Where a line in the listing contains the string "icon", copy that line out.

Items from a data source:

>> begin

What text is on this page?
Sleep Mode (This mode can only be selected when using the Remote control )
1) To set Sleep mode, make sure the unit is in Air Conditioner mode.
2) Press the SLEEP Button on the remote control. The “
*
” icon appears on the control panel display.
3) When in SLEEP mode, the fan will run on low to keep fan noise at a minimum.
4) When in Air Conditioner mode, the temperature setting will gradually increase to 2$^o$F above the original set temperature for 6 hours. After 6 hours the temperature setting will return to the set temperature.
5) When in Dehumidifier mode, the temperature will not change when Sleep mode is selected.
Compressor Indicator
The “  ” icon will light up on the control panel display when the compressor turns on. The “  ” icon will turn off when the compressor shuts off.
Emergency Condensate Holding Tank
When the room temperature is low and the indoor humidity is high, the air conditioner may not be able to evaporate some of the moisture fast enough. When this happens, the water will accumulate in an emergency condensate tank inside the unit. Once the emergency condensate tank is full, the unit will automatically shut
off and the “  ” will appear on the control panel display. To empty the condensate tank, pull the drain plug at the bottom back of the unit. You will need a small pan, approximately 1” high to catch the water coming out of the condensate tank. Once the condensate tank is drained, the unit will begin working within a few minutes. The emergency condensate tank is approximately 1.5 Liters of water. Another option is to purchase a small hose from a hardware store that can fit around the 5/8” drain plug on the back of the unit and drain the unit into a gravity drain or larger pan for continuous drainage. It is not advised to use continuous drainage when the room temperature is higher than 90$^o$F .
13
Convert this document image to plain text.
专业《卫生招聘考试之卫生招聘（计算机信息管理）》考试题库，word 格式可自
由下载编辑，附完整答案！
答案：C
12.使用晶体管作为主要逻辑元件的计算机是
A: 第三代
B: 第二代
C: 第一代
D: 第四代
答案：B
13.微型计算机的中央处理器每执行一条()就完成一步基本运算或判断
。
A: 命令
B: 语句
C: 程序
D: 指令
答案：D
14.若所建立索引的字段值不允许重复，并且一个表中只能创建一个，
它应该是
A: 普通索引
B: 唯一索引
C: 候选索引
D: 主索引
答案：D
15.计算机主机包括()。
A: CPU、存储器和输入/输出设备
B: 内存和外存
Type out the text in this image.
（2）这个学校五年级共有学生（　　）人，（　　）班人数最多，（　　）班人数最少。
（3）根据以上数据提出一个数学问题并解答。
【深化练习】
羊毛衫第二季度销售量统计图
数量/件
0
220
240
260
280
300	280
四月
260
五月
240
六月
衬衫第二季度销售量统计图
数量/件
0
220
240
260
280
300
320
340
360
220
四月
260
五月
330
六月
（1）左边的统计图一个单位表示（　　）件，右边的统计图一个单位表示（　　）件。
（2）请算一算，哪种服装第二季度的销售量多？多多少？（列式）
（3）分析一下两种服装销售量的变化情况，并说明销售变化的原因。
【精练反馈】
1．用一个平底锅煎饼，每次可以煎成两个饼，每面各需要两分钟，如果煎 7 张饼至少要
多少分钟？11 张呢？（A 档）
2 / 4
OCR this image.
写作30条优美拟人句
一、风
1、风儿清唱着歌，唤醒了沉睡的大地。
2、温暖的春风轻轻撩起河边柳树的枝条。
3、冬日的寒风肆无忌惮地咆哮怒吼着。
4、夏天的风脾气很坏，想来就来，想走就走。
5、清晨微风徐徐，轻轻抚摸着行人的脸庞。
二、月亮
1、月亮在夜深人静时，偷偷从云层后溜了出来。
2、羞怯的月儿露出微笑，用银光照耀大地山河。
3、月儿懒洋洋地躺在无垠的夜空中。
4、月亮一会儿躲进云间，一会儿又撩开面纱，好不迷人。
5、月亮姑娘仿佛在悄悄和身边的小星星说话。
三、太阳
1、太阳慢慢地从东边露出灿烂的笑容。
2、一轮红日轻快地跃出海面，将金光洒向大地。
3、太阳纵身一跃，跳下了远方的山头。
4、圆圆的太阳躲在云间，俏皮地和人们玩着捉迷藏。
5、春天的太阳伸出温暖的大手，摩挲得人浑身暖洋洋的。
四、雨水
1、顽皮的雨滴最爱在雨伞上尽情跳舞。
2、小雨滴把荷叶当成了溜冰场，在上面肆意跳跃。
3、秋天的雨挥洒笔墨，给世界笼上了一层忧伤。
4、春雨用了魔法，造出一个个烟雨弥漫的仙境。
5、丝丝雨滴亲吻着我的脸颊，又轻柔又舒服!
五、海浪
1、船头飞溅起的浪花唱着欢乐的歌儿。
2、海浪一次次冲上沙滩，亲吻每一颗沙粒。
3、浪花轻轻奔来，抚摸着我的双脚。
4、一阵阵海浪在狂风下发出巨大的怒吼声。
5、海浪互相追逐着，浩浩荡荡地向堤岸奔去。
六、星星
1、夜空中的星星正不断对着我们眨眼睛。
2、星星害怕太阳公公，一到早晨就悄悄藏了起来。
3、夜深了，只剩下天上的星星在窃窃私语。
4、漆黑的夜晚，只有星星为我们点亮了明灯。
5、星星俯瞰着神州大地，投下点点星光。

>> end

**Worked answer**:
” icon appears on the control panel display.
The “  ” icon will light up on the control panel display when the compressor turns on. The “  ” icon will turn off when the compressor shuts off.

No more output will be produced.